[Records from a collection of figures]
┄┄┄┄┄┄┄┄┄┄

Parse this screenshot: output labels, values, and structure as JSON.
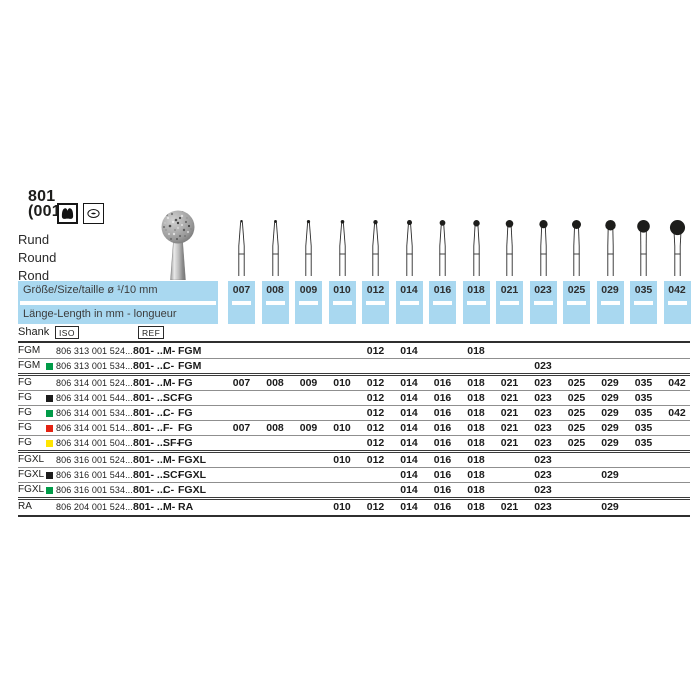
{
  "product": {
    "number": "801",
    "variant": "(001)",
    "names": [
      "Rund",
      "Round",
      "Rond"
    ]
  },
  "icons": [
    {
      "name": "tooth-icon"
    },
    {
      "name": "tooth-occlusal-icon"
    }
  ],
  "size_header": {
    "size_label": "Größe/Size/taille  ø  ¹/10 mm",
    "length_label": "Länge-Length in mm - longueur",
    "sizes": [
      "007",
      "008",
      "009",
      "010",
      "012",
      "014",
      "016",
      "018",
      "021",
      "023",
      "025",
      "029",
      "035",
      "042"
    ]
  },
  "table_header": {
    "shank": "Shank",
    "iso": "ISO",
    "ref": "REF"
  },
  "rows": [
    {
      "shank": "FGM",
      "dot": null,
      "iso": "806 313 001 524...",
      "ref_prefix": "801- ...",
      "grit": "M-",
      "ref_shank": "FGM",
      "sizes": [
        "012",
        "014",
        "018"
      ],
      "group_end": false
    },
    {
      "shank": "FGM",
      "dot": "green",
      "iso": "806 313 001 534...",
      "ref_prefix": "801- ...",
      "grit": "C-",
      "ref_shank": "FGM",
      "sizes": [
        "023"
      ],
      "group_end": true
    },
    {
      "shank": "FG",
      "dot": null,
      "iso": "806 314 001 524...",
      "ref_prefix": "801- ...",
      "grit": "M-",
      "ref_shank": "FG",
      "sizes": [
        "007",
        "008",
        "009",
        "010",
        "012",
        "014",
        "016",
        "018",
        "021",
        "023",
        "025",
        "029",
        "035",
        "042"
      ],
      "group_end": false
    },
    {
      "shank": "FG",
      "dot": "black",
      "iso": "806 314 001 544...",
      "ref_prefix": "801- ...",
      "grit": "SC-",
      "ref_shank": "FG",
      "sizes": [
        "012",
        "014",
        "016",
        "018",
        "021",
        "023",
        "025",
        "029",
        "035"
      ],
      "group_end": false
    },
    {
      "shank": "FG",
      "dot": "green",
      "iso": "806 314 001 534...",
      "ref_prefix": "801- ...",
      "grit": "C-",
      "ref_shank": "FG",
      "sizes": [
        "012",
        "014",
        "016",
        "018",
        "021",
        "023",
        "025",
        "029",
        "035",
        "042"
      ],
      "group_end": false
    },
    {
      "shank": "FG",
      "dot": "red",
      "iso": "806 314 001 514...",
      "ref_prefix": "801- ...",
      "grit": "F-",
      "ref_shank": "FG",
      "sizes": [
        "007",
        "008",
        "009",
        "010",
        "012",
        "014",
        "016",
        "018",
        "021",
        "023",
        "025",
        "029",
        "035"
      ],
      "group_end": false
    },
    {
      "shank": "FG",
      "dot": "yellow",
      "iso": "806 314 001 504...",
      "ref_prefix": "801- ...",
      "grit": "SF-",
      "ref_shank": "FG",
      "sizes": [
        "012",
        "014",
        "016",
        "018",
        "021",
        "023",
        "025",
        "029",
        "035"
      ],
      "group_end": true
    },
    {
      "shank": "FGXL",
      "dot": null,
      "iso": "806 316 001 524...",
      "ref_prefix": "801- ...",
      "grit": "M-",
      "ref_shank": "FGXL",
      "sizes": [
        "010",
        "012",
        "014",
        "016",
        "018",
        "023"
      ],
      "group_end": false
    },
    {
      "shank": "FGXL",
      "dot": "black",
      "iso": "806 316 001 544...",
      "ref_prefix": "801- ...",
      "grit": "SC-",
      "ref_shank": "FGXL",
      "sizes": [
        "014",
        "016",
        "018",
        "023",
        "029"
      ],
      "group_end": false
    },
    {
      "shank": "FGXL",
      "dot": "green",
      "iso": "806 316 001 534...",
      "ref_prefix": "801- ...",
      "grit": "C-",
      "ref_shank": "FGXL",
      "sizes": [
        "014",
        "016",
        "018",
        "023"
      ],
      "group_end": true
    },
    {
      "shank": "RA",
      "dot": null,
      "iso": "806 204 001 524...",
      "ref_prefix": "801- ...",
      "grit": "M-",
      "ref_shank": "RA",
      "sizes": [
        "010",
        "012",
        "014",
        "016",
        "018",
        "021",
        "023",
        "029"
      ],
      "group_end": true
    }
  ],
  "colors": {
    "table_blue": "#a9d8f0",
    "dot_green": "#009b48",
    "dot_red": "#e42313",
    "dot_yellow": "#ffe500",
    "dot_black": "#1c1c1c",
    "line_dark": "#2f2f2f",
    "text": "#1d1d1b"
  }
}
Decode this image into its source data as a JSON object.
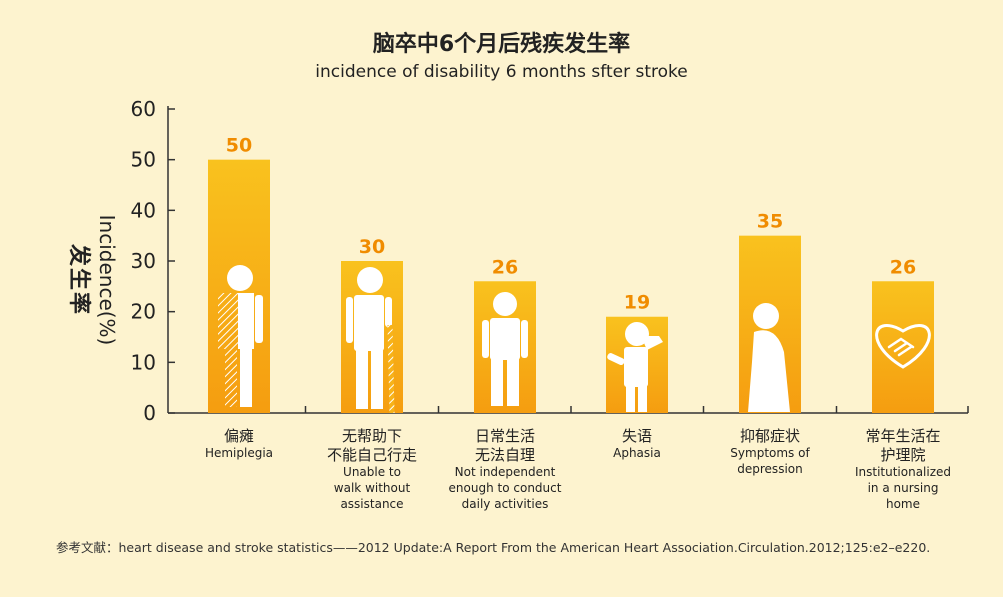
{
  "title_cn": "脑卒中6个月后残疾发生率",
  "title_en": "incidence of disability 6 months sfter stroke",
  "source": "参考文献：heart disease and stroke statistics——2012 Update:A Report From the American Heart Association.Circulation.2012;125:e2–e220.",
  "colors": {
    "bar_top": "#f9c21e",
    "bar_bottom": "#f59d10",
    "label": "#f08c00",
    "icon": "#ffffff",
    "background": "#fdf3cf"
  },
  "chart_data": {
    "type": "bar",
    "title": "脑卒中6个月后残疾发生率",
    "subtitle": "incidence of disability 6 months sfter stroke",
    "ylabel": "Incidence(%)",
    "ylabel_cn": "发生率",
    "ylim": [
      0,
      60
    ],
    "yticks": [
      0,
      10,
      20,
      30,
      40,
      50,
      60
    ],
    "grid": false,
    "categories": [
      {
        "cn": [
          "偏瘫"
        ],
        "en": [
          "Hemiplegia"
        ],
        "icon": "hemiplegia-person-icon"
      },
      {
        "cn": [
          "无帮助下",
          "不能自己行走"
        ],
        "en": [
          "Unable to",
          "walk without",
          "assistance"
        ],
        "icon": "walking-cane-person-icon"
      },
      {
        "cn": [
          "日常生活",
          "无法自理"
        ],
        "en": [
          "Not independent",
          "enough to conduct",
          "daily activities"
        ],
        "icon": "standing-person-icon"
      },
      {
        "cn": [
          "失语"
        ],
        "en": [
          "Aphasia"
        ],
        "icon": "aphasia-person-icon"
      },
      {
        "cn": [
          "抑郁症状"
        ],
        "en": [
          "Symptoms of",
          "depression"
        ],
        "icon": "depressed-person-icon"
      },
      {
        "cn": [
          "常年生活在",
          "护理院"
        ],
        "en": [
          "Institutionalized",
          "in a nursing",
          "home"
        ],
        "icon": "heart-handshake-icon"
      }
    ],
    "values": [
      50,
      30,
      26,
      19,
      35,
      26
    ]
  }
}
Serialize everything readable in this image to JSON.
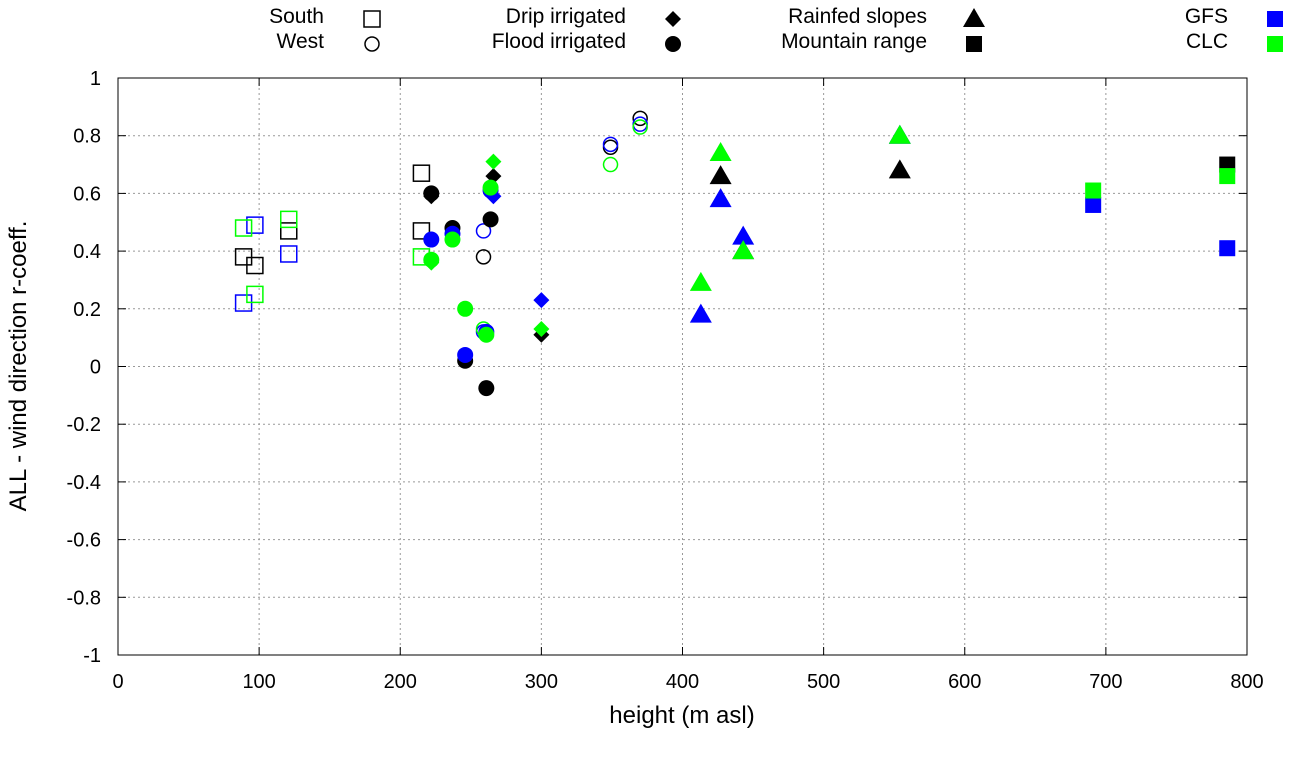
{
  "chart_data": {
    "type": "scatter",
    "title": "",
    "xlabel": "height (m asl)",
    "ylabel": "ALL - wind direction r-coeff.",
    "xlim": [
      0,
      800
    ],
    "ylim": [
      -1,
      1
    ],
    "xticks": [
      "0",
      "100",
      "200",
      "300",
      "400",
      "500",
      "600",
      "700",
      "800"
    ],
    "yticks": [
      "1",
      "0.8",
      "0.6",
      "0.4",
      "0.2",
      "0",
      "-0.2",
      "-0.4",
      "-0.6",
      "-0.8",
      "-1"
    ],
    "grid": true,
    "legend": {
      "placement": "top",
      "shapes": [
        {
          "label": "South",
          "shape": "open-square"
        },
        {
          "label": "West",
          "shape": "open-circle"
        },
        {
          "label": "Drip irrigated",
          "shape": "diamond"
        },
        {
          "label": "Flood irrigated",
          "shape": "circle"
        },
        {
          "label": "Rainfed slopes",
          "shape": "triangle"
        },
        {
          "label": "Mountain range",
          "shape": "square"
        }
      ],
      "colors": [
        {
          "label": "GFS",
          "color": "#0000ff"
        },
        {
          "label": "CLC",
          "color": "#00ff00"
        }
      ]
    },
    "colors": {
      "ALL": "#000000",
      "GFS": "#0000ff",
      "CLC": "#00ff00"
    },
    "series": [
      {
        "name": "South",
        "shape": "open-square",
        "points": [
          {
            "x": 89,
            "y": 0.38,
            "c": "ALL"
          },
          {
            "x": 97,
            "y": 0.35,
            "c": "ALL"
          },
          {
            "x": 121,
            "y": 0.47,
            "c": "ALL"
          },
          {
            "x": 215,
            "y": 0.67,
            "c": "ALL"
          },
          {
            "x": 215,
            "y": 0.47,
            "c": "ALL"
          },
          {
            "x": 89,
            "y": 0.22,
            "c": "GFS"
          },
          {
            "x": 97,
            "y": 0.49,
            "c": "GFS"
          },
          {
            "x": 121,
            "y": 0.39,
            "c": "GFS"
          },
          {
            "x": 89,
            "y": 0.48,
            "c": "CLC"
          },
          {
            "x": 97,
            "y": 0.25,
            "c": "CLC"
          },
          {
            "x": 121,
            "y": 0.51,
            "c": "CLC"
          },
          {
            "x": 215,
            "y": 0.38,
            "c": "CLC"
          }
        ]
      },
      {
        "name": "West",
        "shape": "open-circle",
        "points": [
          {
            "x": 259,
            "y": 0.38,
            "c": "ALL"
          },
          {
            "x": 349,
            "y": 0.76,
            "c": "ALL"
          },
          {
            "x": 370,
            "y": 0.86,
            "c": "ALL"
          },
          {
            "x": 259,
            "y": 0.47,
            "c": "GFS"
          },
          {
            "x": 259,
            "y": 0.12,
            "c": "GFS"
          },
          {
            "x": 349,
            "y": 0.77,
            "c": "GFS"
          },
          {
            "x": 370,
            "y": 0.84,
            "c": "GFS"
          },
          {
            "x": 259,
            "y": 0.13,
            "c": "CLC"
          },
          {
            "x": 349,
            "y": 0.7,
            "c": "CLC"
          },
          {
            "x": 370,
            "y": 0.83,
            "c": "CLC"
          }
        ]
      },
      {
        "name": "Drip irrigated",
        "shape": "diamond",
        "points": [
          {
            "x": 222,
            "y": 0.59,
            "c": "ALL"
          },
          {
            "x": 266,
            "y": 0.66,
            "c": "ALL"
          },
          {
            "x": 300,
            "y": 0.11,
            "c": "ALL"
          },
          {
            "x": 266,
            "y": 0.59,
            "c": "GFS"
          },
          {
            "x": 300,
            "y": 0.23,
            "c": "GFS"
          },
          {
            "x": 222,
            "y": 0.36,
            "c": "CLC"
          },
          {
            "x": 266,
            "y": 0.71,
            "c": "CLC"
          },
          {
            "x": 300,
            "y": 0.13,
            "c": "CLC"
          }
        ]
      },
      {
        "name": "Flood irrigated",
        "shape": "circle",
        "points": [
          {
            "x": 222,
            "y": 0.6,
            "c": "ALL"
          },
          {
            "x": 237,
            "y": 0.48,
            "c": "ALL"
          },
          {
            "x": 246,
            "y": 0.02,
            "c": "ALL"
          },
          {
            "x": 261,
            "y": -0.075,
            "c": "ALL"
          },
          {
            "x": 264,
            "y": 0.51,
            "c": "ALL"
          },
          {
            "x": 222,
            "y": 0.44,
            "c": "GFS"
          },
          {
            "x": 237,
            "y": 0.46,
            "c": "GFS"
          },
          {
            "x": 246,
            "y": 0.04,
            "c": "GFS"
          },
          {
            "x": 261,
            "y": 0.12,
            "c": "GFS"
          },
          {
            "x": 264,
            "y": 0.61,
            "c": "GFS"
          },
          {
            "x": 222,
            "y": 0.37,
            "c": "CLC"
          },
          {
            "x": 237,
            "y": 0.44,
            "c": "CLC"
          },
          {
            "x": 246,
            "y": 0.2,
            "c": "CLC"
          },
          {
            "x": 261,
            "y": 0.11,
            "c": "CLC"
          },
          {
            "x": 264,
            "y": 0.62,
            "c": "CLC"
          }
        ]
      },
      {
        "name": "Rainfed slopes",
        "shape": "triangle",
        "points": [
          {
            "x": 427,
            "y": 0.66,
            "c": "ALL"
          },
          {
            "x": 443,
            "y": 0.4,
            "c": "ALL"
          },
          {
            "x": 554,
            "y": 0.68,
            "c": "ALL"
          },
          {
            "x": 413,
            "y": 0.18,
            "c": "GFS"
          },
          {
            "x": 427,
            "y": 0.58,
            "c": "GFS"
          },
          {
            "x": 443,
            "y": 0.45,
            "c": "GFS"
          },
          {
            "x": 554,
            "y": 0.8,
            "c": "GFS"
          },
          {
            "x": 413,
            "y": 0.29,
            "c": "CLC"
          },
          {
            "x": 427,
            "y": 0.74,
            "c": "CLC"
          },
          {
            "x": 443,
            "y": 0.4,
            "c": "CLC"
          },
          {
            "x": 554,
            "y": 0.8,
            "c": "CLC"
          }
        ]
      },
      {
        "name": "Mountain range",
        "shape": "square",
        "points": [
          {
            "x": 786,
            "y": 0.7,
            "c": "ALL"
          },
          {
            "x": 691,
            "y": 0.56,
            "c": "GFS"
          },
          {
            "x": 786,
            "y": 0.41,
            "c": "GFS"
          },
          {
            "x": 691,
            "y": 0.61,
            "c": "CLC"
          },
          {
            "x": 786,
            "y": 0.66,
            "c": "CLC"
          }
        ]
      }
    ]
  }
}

┄┄┄┄┄┄┄┄┄┄

* [Given task]:
Among the entries, how many lines contain the string "values"? Give the number without anything else.

* [Exercise response]:
2